* _Fragmento del documento_
18 de marzo de 2019
Aguas de Manizales - Marzo 2019

Política con mayúsculas

13 de marzo de 2019

Augusto León Restrepo

Apenas estoy en las primeras páginas de Revelaciones al final de una guerra, el libro memorioso de las conversaciones de La Habana entre el Estado colombiano y las Farc, escrito por quien presidió la comisión institucional, Humberto de la Calle Lombana, que ha sido rapado de los estantes de las librerías; se ha convertido en un verdadero éxito editorial por sus ventas y por su contenido. No pude asistir a su lanzamiento el miércoles inmediatamente anterior en el Gimnasio Moderno de Bogotá, por andar en modo cine, como dicen ahora, en Cartagena, en el festival, lo que será tema de un posterior escrito. Pero comentaron algunos de sus asistentes que fue un bocado de amenidad e inteligencia por parte del escritor y de quien hizo de glosador en el acto, Jorge Cardona Alzate editor de El Espectador. El público aplaudió a rabiar.

* _Datos proporcionados_
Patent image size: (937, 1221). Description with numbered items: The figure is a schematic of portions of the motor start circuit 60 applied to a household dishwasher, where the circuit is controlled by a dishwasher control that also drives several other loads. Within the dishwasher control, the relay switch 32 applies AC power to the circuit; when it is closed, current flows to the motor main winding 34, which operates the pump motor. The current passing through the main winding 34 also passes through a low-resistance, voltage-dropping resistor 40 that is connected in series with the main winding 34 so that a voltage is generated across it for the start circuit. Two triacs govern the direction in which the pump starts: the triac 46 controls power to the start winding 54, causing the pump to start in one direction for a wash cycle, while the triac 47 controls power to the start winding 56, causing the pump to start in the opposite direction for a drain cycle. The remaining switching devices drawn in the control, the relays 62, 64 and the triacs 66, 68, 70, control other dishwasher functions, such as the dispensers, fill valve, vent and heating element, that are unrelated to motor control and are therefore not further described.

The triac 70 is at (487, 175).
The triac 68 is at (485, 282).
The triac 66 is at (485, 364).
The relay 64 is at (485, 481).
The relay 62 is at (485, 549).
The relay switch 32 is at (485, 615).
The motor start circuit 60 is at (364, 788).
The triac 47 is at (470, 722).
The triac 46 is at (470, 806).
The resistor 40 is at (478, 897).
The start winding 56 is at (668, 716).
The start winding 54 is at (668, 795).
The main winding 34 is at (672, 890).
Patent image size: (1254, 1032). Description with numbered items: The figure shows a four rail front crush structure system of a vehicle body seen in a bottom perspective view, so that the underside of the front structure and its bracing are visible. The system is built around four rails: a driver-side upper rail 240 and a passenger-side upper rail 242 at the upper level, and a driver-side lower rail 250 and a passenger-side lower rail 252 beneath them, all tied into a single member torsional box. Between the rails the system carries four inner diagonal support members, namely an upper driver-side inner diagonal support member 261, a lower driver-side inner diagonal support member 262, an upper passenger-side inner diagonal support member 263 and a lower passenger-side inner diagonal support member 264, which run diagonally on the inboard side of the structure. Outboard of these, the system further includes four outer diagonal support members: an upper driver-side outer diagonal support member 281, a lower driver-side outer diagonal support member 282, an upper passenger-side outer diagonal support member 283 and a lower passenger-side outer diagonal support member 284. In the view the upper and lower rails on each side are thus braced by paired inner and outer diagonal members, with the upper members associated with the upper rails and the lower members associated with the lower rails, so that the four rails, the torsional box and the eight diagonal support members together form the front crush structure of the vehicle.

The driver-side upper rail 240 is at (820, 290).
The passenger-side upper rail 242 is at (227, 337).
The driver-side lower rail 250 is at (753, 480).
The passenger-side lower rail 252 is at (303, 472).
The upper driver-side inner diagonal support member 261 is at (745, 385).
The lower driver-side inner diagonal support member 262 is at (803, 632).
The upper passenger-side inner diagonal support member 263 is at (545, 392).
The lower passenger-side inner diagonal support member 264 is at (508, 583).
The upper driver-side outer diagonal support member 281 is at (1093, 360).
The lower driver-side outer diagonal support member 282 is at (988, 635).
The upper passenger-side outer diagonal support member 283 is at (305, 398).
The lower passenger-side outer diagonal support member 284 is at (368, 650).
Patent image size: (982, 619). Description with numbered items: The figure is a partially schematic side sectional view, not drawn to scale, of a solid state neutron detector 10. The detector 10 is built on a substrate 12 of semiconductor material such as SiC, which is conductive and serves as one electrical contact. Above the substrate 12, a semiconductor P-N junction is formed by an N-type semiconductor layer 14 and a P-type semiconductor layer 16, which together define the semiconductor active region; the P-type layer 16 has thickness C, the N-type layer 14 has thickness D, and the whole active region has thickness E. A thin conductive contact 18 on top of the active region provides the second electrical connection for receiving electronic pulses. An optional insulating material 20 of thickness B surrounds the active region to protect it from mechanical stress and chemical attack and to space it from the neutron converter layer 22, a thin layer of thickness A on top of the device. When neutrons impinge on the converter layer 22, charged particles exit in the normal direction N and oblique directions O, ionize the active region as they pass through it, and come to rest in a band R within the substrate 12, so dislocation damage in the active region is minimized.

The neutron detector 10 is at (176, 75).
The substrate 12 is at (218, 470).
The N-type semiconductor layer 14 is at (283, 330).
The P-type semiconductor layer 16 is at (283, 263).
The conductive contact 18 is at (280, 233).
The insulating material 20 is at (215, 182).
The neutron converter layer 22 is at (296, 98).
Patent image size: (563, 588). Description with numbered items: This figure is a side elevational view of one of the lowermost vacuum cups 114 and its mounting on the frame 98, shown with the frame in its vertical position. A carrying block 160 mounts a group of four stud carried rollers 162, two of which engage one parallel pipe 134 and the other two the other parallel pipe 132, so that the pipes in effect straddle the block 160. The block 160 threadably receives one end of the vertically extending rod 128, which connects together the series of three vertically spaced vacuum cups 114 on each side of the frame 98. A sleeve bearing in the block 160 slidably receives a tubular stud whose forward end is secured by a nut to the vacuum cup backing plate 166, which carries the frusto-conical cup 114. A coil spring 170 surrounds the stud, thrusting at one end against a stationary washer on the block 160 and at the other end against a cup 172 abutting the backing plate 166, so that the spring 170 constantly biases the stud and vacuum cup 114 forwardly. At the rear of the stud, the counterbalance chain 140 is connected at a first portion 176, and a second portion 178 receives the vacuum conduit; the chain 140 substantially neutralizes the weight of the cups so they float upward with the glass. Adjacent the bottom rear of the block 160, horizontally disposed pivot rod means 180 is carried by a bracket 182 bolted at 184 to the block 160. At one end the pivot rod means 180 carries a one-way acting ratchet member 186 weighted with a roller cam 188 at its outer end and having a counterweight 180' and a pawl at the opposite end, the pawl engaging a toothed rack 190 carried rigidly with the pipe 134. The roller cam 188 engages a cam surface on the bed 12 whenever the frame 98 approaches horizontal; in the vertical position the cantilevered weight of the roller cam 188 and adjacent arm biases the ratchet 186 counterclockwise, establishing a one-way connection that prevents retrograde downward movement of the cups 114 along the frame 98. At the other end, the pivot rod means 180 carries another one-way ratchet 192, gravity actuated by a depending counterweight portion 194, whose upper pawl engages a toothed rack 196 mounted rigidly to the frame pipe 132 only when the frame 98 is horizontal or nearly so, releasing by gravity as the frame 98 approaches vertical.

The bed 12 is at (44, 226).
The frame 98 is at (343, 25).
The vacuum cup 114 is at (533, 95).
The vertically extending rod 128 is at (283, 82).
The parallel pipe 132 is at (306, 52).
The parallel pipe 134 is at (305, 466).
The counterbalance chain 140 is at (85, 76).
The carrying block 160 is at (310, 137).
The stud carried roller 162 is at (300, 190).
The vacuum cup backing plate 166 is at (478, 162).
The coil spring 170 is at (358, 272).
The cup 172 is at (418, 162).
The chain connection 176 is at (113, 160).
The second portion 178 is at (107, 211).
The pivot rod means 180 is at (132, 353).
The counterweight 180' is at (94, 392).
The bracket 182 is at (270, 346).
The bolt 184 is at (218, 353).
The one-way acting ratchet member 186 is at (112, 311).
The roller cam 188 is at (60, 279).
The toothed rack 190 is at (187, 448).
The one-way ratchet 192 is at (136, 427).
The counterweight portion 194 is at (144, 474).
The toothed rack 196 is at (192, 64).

* _Actividad 1_
Responde estas preguntas con datos de la columna:
(a) ¿Quién escribió el libro Revelaciones al final de una guerra?
(b) ¿En qué lugar se hizo el lanzamiento del libro?
(c) ¿Quién hizo de glosador en ese acto y qué cargo tiene?
* _Actividad 2_
Escribe la continuación de la columna sobre el libro de las conversaciones de La Habana, a partir de su última oración.

* _Respuesta escrita 1_
(a) Humberto de la Calle Lombana, quien presidió la comisión institucional.
(b) En el Gimnasio Moderno de Bogotá.
(c) Jorge Cardona Alzate, editor de El Espectador.

* _Respuesta escrita 2_
De su prólogo, a cargo del novelista Juan Gabriel Vásquez, extracto lo siguiente que tiene que ver con lo que voy a consignar en seguida, en relación con la Justicia Especial para la Paz y con la Paz misma: “El libro es un memorando o advertencia de todo lo que puede perderse. No me refiero al trabajo serio e irrepetible de tanta gente valiosa, sino a la pérdida muy concreta de las vidas humanas que los acuerdos han salvado en los últimos dos años y que -si nuestra clase política se comporta con sensatez y un mínimo de solidaridad- seguirán salvando. Es decir, la vida de tantos que hoy deberían estar muertos y, por virtud de los acuerdos de La Habana, no lo están. La cosa es así de simple”.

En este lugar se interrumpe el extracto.